══ DATASET CONTENT
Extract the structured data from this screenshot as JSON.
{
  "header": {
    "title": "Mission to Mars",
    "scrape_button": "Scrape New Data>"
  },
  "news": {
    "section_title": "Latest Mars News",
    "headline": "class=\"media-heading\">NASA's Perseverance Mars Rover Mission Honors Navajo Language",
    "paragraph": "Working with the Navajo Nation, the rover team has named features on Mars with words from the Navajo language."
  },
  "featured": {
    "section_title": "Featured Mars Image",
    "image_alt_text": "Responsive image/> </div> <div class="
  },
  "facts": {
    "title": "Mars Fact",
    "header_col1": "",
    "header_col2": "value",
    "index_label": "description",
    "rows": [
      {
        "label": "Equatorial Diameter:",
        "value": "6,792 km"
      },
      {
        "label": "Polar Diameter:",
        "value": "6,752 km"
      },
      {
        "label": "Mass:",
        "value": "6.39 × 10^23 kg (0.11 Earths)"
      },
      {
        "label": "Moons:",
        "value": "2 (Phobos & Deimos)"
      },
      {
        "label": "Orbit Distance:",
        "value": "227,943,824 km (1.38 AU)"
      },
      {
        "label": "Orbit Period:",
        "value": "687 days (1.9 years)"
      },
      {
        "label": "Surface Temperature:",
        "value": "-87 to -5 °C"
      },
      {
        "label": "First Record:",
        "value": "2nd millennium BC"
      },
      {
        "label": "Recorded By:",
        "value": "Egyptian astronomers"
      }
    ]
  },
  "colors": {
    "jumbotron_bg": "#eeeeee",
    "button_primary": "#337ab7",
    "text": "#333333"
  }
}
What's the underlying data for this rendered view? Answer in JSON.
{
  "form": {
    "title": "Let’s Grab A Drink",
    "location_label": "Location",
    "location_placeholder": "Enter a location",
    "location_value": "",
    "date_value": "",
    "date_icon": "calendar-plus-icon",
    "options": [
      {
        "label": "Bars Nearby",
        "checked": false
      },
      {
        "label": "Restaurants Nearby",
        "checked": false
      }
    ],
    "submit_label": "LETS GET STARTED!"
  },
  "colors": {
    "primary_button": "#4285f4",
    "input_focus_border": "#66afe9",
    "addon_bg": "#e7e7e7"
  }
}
════
### SHORT PROBLEM
Of the lines in the material, how many include "Diameter"? Respond with the number alone.

### COMPLETE ANSWER
2